____ Records for the exercise

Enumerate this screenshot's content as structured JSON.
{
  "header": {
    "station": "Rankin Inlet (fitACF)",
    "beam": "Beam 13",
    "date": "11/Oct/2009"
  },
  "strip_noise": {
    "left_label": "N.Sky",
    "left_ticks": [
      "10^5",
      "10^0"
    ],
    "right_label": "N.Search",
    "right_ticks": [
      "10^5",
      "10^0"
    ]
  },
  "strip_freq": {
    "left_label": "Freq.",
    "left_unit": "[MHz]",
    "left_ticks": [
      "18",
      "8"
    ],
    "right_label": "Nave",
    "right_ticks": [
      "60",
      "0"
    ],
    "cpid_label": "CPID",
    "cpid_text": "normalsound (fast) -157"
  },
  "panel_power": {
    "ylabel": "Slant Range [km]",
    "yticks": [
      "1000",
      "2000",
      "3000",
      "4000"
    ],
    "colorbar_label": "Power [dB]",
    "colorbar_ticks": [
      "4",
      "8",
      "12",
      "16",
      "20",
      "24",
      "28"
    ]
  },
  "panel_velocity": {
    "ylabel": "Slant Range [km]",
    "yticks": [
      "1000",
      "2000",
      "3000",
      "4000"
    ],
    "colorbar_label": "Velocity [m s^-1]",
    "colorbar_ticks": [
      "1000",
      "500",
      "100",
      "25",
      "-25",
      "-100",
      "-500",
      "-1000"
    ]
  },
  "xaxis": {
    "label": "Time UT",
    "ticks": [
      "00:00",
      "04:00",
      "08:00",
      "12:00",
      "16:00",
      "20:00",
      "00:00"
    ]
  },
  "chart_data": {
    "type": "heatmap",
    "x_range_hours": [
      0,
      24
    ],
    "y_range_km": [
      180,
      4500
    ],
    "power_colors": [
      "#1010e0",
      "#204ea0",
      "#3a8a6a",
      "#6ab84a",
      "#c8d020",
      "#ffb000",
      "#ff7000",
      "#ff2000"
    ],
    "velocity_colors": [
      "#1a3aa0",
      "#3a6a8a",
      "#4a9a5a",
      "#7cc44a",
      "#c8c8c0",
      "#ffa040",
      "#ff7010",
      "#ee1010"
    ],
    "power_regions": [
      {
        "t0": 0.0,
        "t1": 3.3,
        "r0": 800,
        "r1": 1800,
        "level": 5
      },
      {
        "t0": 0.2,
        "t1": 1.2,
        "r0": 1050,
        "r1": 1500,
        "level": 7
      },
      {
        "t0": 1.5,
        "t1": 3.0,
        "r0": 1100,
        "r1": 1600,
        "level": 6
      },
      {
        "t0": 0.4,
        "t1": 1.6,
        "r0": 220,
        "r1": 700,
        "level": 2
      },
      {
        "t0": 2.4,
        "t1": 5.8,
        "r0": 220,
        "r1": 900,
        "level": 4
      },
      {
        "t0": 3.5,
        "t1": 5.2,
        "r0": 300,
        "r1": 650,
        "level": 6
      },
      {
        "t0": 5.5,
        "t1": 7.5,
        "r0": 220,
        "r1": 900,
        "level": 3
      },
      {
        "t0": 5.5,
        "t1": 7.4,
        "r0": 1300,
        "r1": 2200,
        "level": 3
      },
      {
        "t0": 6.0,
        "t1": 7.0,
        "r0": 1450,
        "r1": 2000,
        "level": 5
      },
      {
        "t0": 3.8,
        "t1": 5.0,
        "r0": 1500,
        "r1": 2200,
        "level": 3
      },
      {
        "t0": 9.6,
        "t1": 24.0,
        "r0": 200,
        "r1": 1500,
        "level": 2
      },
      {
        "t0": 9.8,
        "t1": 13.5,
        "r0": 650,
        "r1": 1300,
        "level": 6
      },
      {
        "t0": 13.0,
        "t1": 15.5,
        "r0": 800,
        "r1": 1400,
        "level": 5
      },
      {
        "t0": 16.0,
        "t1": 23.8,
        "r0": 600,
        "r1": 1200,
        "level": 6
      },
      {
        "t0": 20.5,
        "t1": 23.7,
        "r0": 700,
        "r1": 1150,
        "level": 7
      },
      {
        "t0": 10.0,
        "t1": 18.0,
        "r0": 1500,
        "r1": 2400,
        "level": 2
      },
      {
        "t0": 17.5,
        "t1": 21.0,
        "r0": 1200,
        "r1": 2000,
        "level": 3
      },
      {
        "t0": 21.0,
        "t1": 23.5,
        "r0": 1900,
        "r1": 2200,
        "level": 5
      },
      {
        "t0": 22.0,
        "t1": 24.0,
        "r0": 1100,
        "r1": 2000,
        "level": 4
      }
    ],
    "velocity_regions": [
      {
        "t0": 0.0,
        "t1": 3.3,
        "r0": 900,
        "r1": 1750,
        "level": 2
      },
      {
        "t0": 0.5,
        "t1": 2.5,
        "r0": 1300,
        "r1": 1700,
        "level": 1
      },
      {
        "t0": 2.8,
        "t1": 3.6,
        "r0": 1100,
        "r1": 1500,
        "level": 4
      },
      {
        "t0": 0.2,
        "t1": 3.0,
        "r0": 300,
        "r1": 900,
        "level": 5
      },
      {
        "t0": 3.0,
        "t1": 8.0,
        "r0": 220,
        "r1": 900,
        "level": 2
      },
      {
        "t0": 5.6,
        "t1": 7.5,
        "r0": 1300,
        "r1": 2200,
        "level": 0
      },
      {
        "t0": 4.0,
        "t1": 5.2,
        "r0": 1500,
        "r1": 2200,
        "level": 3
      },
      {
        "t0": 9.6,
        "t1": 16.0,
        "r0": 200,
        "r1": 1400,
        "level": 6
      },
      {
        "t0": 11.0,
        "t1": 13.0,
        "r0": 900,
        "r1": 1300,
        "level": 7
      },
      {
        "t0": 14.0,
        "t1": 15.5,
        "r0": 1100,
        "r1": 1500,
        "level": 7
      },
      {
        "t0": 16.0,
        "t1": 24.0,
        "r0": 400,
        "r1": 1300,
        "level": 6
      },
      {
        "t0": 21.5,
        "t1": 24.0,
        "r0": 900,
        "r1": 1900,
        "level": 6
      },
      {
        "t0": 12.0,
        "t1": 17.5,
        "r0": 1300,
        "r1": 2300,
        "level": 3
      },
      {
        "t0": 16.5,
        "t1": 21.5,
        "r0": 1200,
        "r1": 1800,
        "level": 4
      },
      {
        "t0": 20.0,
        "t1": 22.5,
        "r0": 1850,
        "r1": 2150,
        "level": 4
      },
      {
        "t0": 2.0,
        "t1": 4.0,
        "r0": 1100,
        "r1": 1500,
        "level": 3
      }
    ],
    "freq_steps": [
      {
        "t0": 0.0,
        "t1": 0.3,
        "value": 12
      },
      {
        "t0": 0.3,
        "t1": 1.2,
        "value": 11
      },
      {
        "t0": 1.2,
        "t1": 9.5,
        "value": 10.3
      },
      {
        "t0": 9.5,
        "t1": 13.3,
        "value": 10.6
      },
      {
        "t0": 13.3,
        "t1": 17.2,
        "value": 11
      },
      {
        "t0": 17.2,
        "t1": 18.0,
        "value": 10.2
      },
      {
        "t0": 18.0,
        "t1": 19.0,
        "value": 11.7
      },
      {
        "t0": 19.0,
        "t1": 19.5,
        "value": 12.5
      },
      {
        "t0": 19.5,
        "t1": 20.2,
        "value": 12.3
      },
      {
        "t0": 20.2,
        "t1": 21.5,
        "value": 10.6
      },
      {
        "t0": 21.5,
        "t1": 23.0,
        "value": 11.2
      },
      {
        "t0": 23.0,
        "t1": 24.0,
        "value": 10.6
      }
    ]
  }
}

________

**The task:** The records above must be output exactly, in full.

**Output for this task:**
Enumerate this screenshot's content as structured JSON.
{
  "header": {
    "station": "Rankin Inlet (fitACF)",
    "beam": "Beam 13",
    "date": "11/Oct/2009"
  },
  "strip_noise": {
    "left_label": "N.Sky",
    "left_ticks": [
      "10^5",
      "10^0"
    ],
    "right_label": "N.Search",
    "right_ticks": [
      "10^5",
      "10^0"
    ]
  },
  "strip_freq": {
    "left_label": "Freq.",
    "left_unit": "[MHz]",
    "left_ticks": [
      "18",
      "8"
    ],
    "right_label": "Nave",
    "right_ticks": [
      "60",
      "0"
    ],
    "cpid_label": "CPID",
    "cpid_text": "normalsound (fast) -157"
  },
  "panel_power": {
    "ylabel": "Slant Range [km]",
    "yticks": [
      "1000",
      "2000",
      "3000",
      "4000"
    ],
    "colorbar_label": "Power [dB]",
    "colorbar_ticks": [
      "4",
      "8",
      "12",
      "16",
      "20",
      "24",
      "28"
    ]
  },
  "panel_velocity": {
    "ylabel": "Slant Range [km]",
    "yticks": [
      "1000",
      "2000",
      "3000",
      "4000"
    ],
    "colorbar_label": "Velocity [m s^-1]",
    "colorbar_ticks": [
      "1000",
      "500",
      "100",
      "25",
      "-25",
      "-100",
      "-500",
      "-1000"
    ]
  },
  "xaxis": {
    "label": "Time UT",
    "ticks": [
      "00:00",
      "04:00",
      "08:00",
      "12:00",
      "16:00",
      "20:00",
      "00:00"
    ]
  },
  "chart_data": {
    "type": "heatmap",
    "x_range_hours": [
      0,
      24
    ],
    "y_range_km": [
      180,
      4500
    ],
    "power_colors": [
      "#1010e0",
      "#204ea0",
      "#3a8a6a",
      "#6ab84a",
      "#c8d020",
      "#ffb000",
      "#ff7000",
      "#ff2000"
    ],
    "velocity_colors": [
      "#1a3aa0",
      "#3a6a8a",
      "#4a9a5a",
      "#7cc44a",
      "#c8c8c0",
      "#ffa040",
      "#ff7010",
      "#ee1010"
    ],
    "power_regions": [
      {
        "t0": 0.0,
        "t1": 3.3,
        "r0": 800,
        "r1": 1800,
        "level": 5
      },
      {
        "t0": 0.2,
        "t1": 1.2,
        "r0": 1050,
        "r1": 1500,
        "level": 7
      },
      {
        "t0": 1.5,
        "t1": 3.0,
        "r0": 1100,
        "r1": 1600,
        "level": 6
      },
      {
        "t0": 0.4,
        "t1": 1.6,
        "r0": 220,
        "r1": 700,
        "level": 2
      },
      {
        "t0": 2.4,
        "t1": 5.8,
        "r0": 220,
        "r1": 900,
        "level": 4
      },
      {
        "t0": 3.5,
        "t1": 5.2,
        "r0": 300,
        "r1": 650,
        "level": 6
      },
      {
        "t0": 5.5,
        "t1": 7.5,
        "r0": 220,
        "r1": 900,
        "level": 3
      },
      {
        "t0": 5.5,
        "t1": 7.4,
        "r0": 1300,
        "r1": 2200,
        "level": 3
      },
      {
        "t0": 6.0,
        "t1": 7.0,
        "r0": 1450,
        "r1": 2000,
        "level": 5
      },
      {
        "t0": 3.8,
        "t1": 5.0,
        "r0": 1500,
        "r1": 2200,
        "level": 3
      },
      {
        "t0": 9.6,
        "t1": 24.0,
        "r0": 200,
        "r1": 1500,
        "level": 2
      },
      {
        "t0": 9.8,
        "t1": 13.5,
        "r0": 650,
        "r1": 1300,
        "level": 6
      },
      {
        "t0": 13.0,
        "t1": 15.5,
        "r0": 800,
        "r1": 1400,
        "level": 5
      },
      {
        "t0": 16.0,
        "t1": 23.8,
        "r0": 600,
        "r1": 1200,
        "level": 6
      },
      {
        "t0": 20.5,
        "t1": 23.7,
        "r0": 700,
        "r1": 1150,
        "level": 7
      },
      {
        "t0": 10.0,
        "t1": 18.0,
        "r0": 1500,
        "r1": 2400,
        "level": 2
      },
      {
        "t0": 17.5,
        "t1": 21.0,
        "r0": 1200,
        "r1": 2000,
        "level": 3
      },
      {
        "t0": 21.0,
        "t1": 23.5,
        "r0": 1900,
        "r1": 2200,
        "level": 5
      },
      {
        "t0": 22.0,
        "t1": 24.0,
        "r0": 1100,
        "r1": 2000,
        "level": 4
      }
    ],
    "velocity_regions": [
      {
        "t0": 0.0,
        "t1": 3.3,
        "r0": 900,
        "r1": 1750,
        "level": 2
      },
      {
        "t0": 0.5,
        "t1": 2.5,
        "r0": 1300,
        "r1": 1700,
        "level": 1
      },
      {
        "t0": 2.8,
        "t1": 3.6,
        "r0": 1100,
        "r1": 1500,
        "level": 4
      },
      {
        "t0": 0.2,
        "t1": 3.0,
        "r0": 300,
        "r1": 900,
        "level": 5
      },
      {
        "t0": 3.0,
        "t1": 8.0,
        "r0": 220,
        "r1": 900,
        "level": 2
      },
      {
        "t0": 5.6,
        "t1": 7.5,
        "r0": 1300,
        "r1": 2200,
        "level": 0
      },
      {
        "t0": 4.0,
        "t1": 5.2,
        "r0": 1500,
        "r1": 2200,
        "level": 3
      },
      {
        "t0": 9.6,
        "t1": 16.0,
        "r0": 200,
        "r1": 1400,
        "level": 6
      },
      {
        "t0": 11.0,
        "t1": 13.0,
        "r0": 900,
        "r1": 1300,
        "level": 7
      },
      {
        "t0": 14.0,
        "t1": 15.5,
        "r0": 1100,
        "r1": 1500,
        "level": 7
      },
      {
        "t0": 16.0,
        "t1": 24.0,
        "r0": 400,
        "r1": 1300,
        "level": 6
      },
      {
        "t0": 21.5,
        "t1": 24.0,
        "r0": 900,
        "r1": 1900,
        "level": 6
      },
      {
        "t0": 12.0,
        "t1": 17.5,
        "r0": 1300,
        "r1": 2300,
        "level": 3
      },
      {
        "t0": 16.5,
        "t1": 21.5,
        "r0": 1200,
        "r1": 1800,
        "level": 4
      },
      {
        "t0": 20.0,
        "t1": 22.5,
        "r0": 1850,
        "r1": 2150,
        "level": 4
      },
      {
        "t0": 2.0,
        "t1": 4.0,
        "r0": 1100,
        "r1": 1500,
        "level": 3
      }
    ],
    "freq_steps": [
      {
        "t0": 0.0,
        "t1": 0.3,
        "value": 12
      },
      {
        "t0": 0.3,
        "t1": 1.2,
        "value": 11
      },
      {
        "t0": 1.2,
        "t1": 9.5,
        "value": 10.3
      },
      {
        "t0": 9.5,
        "t1": 13.3,
        "value": 10.6
      },
      {
        "t0": 13.3,
        "t1": 17.2,
        "value": 11
      },
      {
        "t0": 17.2,
        "t1": 18.0,
        "value": 10.2
      },
      {
        "t0": 18.0,
        "t1": 19.0,
        "value": 11.7
      },
      {
        "t0": 19.0,
        "t1": 19.5,
        "value": 12.5
      },
      {
        "t0": 19.5,
        "t1": 20.2,
        "value": 12.3
      },
      {
        "t0": 20.2,
        "t1": 21.5,
        "value": 10.6
      },
      {
        "t0": 21.5,
        "t1": 23.0,
        "value": 11.2
      },
      {
        "t0": 23.0,
        "t1": 24.0,
        "value": 10.6
      }
    ]
  }
}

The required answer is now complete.